━━━ Listing ━━━
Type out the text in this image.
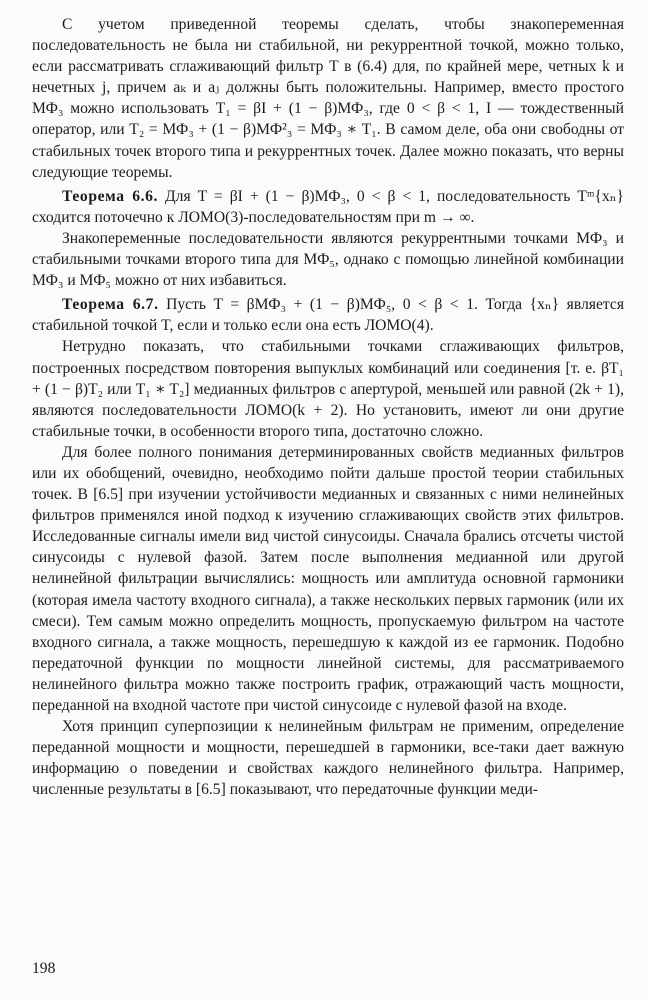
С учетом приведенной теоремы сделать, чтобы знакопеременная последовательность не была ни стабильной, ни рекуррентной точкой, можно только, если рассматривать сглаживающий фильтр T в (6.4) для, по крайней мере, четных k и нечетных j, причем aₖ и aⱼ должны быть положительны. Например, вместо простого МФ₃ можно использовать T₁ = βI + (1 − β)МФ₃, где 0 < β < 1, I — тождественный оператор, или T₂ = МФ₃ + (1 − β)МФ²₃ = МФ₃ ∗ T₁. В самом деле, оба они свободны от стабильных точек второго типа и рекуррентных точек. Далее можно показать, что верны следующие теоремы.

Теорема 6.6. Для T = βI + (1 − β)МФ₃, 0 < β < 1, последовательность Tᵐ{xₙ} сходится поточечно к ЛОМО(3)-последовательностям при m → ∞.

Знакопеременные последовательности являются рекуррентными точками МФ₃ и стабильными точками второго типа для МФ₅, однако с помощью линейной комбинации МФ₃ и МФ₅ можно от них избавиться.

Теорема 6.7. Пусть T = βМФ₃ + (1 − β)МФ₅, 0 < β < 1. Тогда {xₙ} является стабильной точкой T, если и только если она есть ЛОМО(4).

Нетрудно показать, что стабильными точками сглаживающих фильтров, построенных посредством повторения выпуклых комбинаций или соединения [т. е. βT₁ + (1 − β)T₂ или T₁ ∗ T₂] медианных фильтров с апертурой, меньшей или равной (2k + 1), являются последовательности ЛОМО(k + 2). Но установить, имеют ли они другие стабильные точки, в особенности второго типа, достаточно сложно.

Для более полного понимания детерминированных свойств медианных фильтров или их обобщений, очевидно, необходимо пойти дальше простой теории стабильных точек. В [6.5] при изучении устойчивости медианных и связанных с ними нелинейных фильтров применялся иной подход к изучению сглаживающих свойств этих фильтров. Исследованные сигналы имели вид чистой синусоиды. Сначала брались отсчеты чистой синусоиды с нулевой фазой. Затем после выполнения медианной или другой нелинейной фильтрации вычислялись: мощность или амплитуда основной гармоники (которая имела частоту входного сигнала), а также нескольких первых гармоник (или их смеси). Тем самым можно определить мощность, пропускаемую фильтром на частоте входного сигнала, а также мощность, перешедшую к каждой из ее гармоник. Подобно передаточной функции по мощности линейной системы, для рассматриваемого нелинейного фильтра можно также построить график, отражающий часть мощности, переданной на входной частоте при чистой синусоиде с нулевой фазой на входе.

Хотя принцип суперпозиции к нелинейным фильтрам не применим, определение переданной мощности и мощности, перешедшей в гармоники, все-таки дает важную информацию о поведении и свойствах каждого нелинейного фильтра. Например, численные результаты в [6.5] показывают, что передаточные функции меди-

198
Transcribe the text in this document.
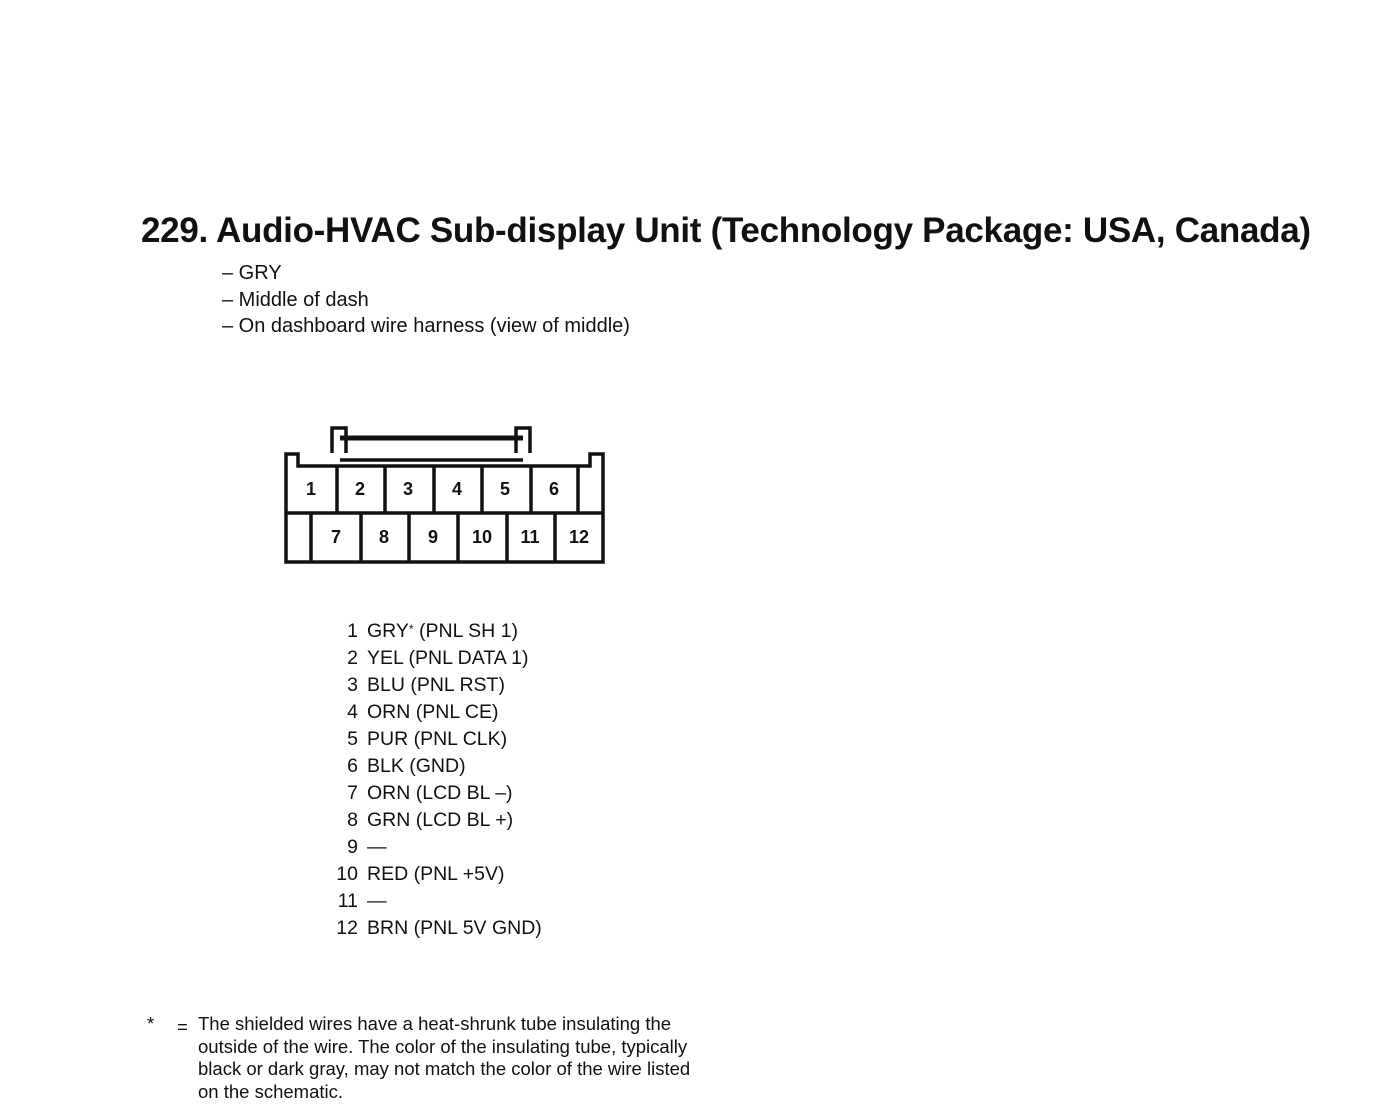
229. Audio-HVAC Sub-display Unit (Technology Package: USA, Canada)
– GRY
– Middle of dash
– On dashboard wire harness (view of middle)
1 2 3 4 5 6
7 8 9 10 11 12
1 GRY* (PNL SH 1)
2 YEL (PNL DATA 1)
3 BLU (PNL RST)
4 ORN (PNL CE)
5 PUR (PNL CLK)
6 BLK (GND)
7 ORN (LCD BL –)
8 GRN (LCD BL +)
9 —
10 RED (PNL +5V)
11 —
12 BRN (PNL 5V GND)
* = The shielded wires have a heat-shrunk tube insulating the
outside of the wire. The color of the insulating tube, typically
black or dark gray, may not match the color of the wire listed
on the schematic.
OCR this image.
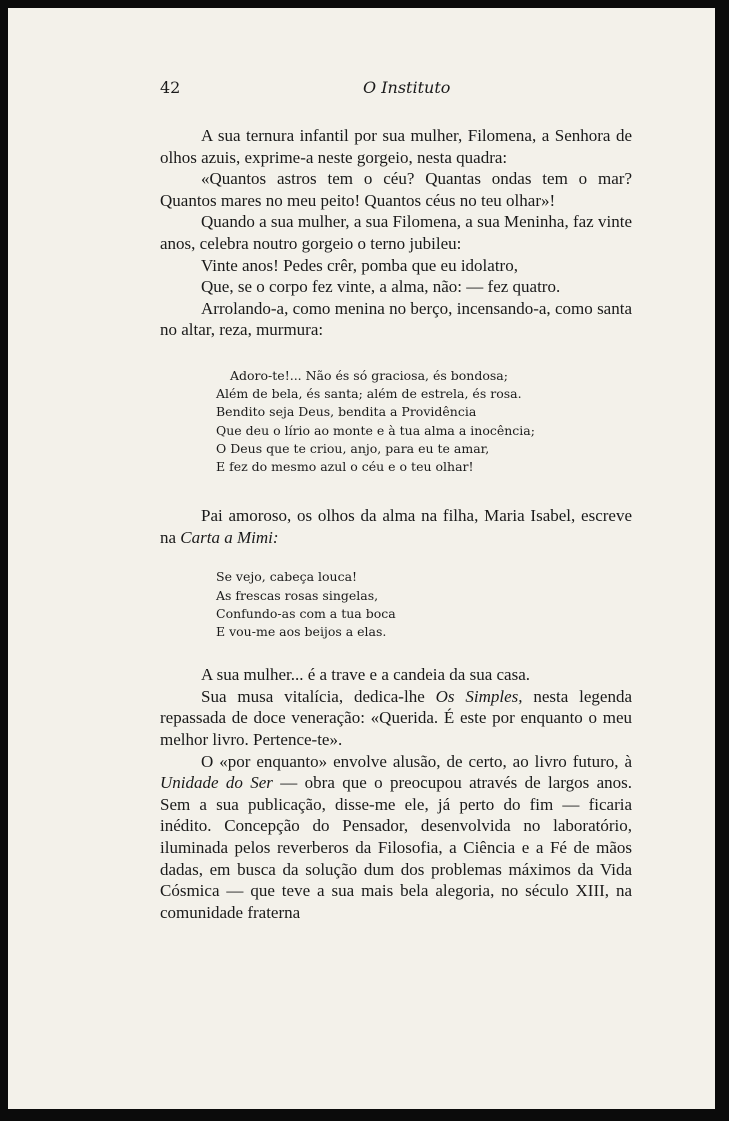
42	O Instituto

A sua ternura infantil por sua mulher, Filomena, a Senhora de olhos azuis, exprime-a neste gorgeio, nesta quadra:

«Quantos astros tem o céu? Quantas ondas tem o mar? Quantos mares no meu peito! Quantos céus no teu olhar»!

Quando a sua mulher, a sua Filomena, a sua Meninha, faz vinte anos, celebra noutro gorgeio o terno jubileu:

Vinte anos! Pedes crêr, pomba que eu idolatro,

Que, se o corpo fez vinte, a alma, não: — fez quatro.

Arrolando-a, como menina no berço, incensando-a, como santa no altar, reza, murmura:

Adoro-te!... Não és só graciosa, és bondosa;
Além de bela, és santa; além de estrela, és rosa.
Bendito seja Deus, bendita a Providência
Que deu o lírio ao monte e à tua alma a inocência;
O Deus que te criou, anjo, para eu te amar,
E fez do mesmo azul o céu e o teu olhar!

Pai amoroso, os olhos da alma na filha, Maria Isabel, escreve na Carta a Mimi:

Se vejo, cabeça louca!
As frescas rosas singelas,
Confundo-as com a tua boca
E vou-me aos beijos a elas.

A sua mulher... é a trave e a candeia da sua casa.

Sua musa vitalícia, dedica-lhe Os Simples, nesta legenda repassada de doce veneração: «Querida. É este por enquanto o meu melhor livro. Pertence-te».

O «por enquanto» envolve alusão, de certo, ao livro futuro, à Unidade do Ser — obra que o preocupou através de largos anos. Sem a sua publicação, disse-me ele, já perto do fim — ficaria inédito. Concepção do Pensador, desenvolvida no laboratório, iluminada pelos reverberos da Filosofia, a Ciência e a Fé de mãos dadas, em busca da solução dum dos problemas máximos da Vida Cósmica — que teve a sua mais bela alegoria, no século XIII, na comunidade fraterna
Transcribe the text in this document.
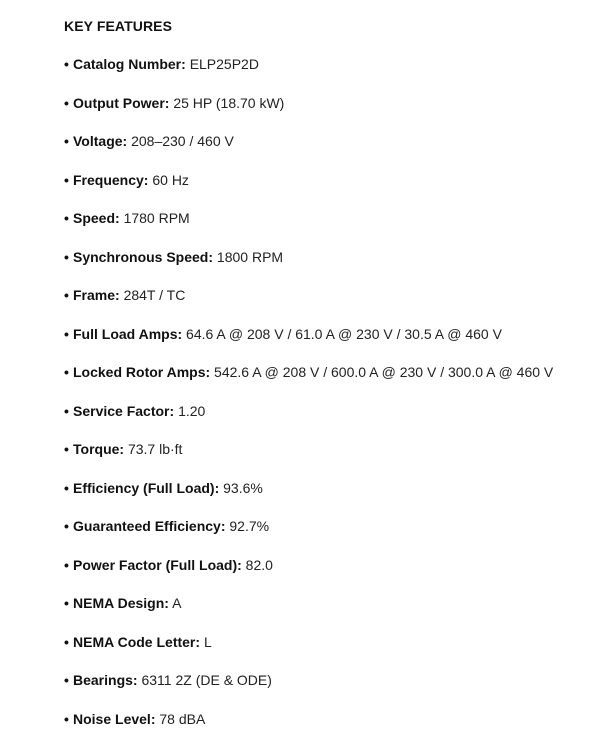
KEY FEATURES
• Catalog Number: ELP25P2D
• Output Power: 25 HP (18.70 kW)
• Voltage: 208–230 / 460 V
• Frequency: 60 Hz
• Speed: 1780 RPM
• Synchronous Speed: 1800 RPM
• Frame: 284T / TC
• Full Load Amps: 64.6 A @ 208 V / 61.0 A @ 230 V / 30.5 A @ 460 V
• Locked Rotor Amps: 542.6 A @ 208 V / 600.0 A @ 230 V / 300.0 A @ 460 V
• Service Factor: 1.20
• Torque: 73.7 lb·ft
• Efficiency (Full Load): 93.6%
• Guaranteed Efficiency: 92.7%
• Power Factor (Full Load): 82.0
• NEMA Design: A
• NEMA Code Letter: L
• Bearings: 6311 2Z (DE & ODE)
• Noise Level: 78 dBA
━━━
Reproduce all of the material exactly, apart from the pictures.

#### Solution for this exercise
Type out the text in this image.
С учетом приведенной теоремы сделать, чтобы знакопеременная последовательность не была ни стабильной, ни рекуррентной точкой, можно только, если рассматривать сглаживающий фильтр T в (6.4) для, по крайней мере, четных k и нечетных j, причем aₖ и aⱼ должны быть положительны. Например, вместо простого МФ₃ можно использовать T₁ = βI + (1 − β)МФ₃, где 0 < β < 1, I — тождественный оператор, или T₂ = МФ₃ + (1 − β)МФ²₃ = МФ₃ ∗ T₁. В самом деле, оба они свободны от стабильных точек второго типа и рекуррентных точек. Далее можно показать, что верны следующие теоремы.

Теорема 6.6. Для T = βI + (1 − β)МФ₃, 0 < β < 1, последовательность Tᵐ{xₙ} сходится поточечно к ЛОМО(3)-последовательностям при m → ∞.

Знакопеременные последовательности являются рекуррентными точками МФ₃ и стабильными точками второго типа для МФ₅, однако с помощью линейной комбинации МФ₃ и МФ₅ можно от них избавиться.

Теорема 6.7. Пусть T = βМФ₃ + (1 − β)МФ₅, 0 < β < 1. Тогда {xₙ} является стабильной точкой T, если и только если она есть ЛОМО(4).

Нетрудно показать, что стабильными точками сглаживающих фильтров, построенных посредством повторения выпуклых комбинаций или соединения [т. е. βT₁ + (1 − β)T₂ или T₁ ∗ T₂] медианных фильтров с апертурой, меньшей или равной (2k + 1), являются последовательности ЛОМО(k + 2). Но установить, имеют ли они другие стабильные точки, в особенности второго типа, достаточно сложно.

Для более полного понимания детерминированных свойств медианных фильтров или их обобщений, очевидно, необходимо пойти дальше простой теории стабильных точек. В [6.5] при изучении устойчивости медианных и связанных с ними нелинейных фильтров применялся иной подход к изучению сглаживающих свойств этих фильтров. Исследованные сигналы имели вид чистой синусоиды. Сначала брались отсчеты чистой синусоиды с нулевой фазой. Затем после выполнения медианной или другой нелинейной фильтрации вычислялись: мощность или амплитуда основной гармоники (которая имела частоту входного сигнала), а также нескольких первых гармоник (или их смеси). Тем самым можно определить мощность, пропускаемую фильтром на частоте входного сигнала, а также мощность, перешедшую к каждой из ее гармоник. Подобно передаточной функции по мощности линейной системы, для рассматриваемого нелинейного фильтра можно также построить график, отражающий часть мощности, переданной на входной частоте при чистой синусоиде с нулевой фазой на входе.

Хотя принцип суперпозиции к нелинейным фильтрам не применим, определение переданной мощности и мощности, перешедшей в гармоники, все-таки дает важную информацию о поведении и свойствах каждого нелинейного фильтра. Например, численные результаты в [6.5] показывают, что передаточные функции меди-

198
Transcribe the text in this document.
229. Audio-HVAC Sub-display Unit (Technology Package: USA, Canada)
– GRY
– Middle of dash
– On dashboard wire harness (view of middle)
1 2 3 4 5 6
7 8 9 10 11 12
1 GRY* (PNL SH 1)
2 YEL (PNL DATA 1)
3 BLU (PNL RST)
4 ORN (PNL CE)
5 PUR (PNL CLK)
6 BLK (GND)
7 ORN (LCD BL –)
8 GRN (LCD BL +)
9 —
10 RED (PNL +5V)
11 —
12 BRN (PNL 5V GND)
* = The shielded wires have a heat-shrunk tube insulating the
outside of the wire. The color of the insulating tube, typically
black or dark gray, may not match the color of the wire listed
on the schematic.
OCR this image.
42	O Instituto

A sua ternura infantil por sua mulher, Filomena, a Senhora de olhos azuis, exprime-a neste gorgeio, nesta quadra:

«Quantos astros tem o céu? Quantas ondas tem o mar? Quantos mares no meu peito! Quantos céus no teu olhar»!

Quando a sua mulher, a sua Filomena, a sua Meninha, faz vinte anos, celebra noutro gorgeio o terno jubileu:

Vinte anos! Pedes crêr, pomba que eu idolatro,

Que, se o corpo fez vinte, a alma, não: — fez quatro.

Arrolando-a, como menina no berço, incensando-a, como santa no altar, reza, murmura:

Adoro-te!... Não és só graciosa, és bondosa;
Além de bela, és santa; além de estrela, és rosa.
Bendito seja Deus, bendita a Providência
Que deu o lírio ao monte e à tua alma a inocência;
O Deus que te criou, anjo, para eu te amar,
E fez do mesmo azul o céu e o teu olhar!

Pai amoroso, os olhos da alma na filha, Maria Isabel, escreve na Carta a Mimi:

Se vejo, cabeça louca!
As frescas rosas singelas,
Confundo-as com a tua boca
E vou-me aos beijos a elas.

A sua mulher... é a trave e a candeia da sua casa.

Sua musa vitalícia, dedica-lhe Os Simples, nesta legenda repassada de doce veneração: «Querida. É este por enquanto o meu melhor livro. Pertence-te».

O «por enquanto» envolve alusão, de certo, ao livro futuro, à Unidade do Ser — obra que o preocupou através de largos anos. Sem a sua publicação, disse-me ele, já perto do fim — ficaria inédito. Concepção do Pensador, desenvolvida no laboratório, iluminada pelos reverberos da Filosofia, a Ciência e a Fé de mãos dadas, em busca da solução dum dos problemas máximos da Vida Cósmica — que teve a sua mais bela alegoria, no século XIII, na comunidade fraterna
Transcribe the text in this document.
KEY FEATURES
• Catalog Number: ELP25P2D
• Output Power: 25 HP (18.70 kW)
• Voltage: 208–230 / 460 V
• Frequency: 60 Hz
• Speed: 1780 RPM
• Synchronous Speed: 1800 RPM
• Frame: 284T / TC
• Full Load Amps: 64.6 A @ 208 V / 61.0 A @ 230 V / 30.5 A @ 460 V
• Locked Rotor Amps: 542.6 A @ 208 V / 600.0 A @ 230 V / 300.0 A @ 460 V
• Service Factor: 1.20
• Torque: 73.7 lb·ft
• Efficiency (Full Load): 93.6%
• Guaranteed Efficiency: 92.7%
• Power Factor (Full Load): 82.0
• NEMA Design: A
• NEMA Code Letter: L
• Bearings: 6311 2Z (DE & ODE)
• Noise Level: 78 dBA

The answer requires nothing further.